> [What you are asked to do] Identify and pull out each line of the entries in which "name" occurs.

▬▬▬

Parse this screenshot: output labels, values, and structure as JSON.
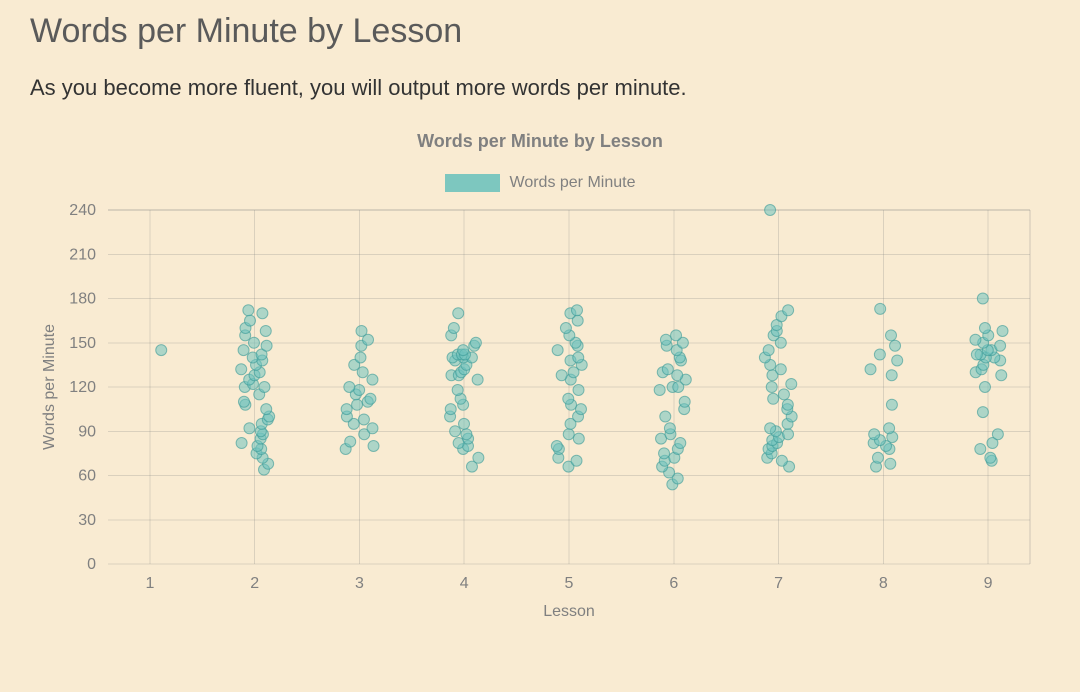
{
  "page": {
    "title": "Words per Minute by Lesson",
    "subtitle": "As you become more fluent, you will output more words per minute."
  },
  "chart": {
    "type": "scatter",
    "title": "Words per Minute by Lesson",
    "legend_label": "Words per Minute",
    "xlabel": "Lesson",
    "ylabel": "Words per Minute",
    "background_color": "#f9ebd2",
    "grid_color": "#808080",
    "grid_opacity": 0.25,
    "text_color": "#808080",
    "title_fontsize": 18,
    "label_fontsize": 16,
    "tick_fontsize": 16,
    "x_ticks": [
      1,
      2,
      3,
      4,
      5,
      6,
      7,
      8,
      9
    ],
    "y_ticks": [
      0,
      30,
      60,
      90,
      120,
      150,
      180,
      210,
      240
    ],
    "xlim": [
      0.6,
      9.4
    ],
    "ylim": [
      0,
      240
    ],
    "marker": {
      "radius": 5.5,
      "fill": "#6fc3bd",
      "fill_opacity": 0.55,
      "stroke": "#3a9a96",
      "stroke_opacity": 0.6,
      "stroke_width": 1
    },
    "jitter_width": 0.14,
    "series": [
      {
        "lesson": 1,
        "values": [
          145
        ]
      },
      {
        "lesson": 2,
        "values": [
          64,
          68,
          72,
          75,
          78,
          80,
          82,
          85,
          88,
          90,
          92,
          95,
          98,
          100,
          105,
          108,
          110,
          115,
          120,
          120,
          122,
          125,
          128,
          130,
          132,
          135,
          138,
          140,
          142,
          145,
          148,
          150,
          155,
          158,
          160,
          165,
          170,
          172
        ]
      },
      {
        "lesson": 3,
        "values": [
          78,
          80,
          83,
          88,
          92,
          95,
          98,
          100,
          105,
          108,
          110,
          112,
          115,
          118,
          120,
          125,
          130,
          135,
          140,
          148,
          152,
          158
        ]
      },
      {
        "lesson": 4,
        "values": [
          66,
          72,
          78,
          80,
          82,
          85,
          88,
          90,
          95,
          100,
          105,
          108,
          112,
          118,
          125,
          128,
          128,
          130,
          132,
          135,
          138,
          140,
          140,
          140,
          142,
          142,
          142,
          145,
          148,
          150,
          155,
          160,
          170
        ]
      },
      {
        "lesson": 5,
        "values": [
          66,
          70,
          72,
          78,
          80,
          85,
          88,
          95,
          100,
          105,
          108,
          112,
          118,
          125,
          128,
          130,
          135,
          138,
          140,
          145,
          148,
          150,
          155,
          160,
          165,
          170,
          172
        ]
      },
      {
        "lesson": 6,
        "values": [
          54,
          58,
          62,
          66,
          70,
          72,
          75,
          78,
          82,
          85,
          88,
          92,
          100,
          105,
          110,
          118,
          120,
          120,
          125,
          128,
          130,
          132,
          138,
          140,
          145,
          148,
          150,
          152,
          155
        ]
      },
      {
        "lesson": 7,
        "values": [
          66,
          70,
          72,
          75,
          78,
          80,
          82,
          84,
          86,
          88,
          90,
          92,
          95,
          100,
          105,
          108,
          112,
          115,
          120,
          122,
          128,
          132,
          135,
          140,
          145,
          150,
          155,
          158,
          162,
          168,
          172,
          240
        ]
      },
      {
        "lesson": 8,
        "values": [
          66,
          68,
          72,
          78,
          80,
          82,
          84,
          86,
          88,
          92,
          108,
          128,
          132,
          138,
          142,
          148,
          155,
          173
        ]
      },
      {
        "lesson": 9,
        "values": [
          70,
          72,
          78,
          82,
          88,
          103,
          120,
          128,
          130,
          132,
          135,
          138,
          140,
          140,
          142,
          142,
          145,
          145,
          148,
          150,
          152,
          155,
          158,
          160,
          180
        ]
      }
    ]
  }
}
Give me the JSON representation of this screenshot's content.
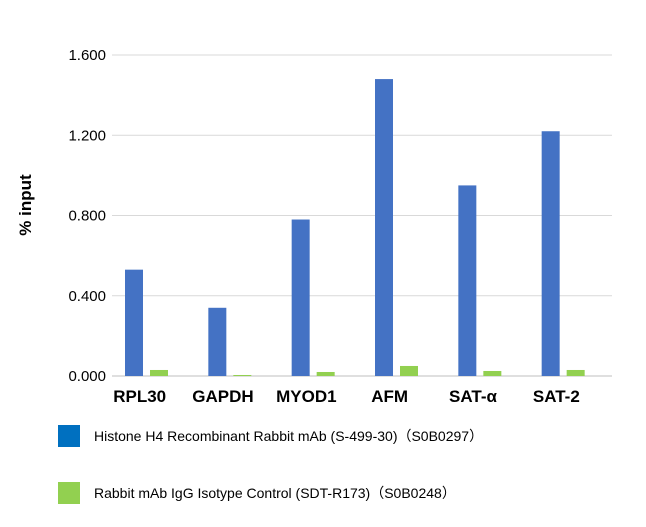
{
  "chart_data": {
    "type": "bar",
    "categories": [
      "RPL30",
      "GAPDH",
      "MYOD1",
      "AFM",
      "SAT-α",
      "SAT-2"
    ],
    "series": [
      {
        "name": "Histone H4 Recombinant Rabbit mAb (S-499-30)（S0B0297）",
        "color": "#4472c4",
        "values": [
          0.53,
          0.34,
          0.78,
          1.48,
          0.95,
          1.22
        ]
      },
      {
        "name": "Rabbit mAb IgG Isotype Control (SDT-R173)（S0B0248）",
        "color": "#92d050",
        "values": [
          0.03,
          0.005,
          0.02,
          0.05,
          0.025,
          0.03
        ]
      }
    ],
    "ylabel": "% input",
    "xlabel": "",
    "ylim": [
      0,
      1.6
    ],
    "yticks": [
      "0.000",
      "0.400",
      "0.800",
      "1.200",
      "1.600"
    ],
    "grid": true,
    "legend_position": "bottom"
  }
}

▬▬▬

> [Finished task]
        "name": "Histone H4 Recombinant Rabbit mAb (S-499-30)（S0B0297）",
        "name": "Rabbit mAb IgG Isotype Control (SDT-R173)（S0B0248）",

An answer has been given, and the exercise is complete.